======== STORED RECORDS ========

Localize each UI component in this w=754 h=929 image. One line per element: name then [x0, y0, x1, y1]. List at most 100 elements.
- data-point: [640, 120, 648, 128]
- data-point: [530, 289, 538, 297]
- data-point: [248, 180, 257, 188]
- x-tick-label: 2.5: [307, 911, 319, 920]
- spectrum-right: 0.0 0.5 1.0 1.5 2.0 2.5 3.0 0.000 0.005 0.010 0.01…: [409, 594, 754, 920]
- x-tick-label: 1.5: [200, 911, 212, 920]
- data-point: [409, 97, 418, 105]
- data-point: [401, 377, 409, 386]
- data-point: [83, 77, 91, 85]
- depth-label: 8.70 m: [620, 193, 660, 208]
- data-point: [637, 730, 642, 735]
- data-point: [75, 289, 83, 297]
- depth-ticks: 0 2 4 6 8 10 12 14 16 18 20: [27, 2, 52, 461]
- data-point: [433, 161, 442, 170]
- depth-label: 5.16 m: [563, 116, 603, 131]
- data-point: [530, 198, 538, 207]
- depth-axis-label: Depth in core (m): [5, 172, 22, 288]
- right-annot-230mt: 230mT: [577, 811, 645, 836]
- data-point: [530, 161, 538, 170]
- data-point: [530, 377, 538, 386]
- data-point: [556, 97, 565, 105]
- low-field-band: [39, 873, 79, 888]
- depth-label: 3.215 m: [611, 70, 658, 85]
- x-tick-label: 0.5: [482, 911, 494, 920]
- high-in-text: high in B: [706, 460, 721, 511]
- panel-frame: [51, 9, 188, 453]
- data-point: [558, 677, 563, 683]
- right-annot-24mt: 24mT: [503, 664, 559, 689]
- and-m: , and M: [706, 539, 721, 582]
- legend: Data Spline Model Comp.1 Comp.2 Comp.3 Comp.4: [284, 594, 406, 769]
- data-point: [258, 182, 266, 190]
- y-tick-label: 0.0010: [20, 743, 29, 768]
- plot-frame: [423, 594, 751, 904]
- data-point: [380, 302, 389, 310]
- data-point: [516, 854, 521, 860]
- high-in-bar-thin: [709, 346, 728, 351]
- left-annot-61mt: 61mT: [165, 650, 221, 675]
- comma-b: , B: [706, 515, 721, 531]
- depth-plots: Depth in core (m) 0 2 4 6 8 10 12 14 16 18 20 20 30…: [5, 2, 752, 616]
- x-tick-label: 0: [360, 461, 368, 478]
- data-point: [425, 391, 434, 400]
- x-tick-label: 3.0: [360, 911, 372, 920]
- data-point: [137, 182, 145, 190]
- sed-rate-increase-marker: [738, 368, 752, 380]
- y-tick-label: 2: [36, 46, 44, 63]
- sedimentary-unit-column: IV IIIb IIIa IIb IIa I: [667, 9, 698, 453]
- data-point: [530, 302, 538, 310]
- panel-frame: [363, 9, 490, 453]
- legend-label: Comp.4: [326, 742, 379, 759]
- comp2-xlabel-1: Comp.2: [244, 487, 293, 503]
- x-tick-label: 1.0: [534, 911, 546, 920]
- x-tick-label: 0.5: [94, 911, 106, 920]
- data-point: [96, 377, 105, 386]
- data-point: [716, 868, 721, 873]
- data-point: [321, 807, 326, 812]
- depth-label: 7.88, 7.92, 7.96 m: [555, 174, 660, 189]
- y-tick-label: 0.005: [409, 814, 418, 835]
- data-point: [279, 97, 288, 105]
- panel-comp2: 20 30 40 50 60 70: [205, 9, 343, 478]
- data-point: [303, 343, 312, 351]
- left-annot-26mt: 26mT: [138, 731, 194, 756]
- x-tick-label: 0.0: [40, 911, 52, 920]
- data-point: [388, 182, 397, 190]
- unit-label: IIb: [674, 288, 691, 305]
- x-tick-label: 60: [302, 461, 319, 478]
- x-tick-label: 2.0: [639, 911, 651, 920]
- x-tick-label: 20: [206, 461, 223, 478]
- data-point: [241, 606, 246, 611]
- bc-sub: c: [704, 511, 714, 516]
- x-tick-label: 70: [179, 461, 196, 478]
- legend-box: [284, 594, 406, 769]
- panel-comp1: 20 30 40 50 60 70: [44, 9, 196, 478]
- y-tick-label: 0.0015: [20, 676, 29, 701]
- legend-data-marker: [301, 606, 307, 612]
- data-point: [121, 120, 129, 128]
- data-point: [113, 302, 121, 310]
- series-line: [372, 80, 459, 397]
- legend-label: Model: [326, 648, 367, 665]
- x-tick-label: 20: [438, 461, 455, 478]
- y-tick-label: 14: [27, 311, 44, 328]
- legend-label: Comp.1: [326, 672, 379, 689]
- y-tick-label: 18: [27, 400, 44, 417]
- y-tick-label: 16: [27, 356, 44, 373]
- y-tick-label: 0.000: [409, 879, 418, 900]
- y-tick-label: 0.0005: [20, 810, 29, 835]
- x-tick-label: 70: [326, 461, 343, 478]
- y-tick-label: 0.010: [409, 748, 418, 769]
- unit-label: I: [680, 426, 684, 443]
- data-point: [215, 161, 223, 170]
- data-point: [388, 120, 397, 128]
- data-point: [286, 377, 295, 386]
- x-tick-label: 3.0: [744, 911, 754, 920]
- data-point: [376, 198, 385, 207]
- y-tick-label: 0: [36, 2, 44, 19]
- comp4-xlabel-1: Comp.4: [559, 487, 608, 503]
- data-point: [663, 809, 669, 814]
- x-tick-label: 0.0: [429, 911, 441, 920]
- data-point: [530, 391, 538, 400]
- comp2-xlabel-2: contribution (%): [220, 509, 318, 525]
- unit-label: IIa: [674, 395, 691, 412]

========

EXERCISE DESCRIPTION
Convert the lines into a JSON list of strings, one string per line and no blank lines. Start at the first line and end after the line that has "- x-tick-label: 1.5: [200, 911, 212, 920]".

RESULT
[
  "Localize each UI component in this w=754 h=929 image. One line per element: name then [x0, y0, x1, y1]. List at most 100 elements.",
  "- data-point: [640, 120, 648, 128]",
  "- data-point: [530, 289, 538, 297]",
  "- data-point: [248, 180, 257, 188]",
  "- x-tick-label: 2.5: [307, 911, 319, 920]",
  "- spectrum-right: 0.0 0.5 1.0 1.5 2.0 2.5 3.0 0.000 0.005 0.010 0.01…: [409, 594, 754, 920]",
  "- x-tick-label: 1.5: [200, 911, 212, 920]"
]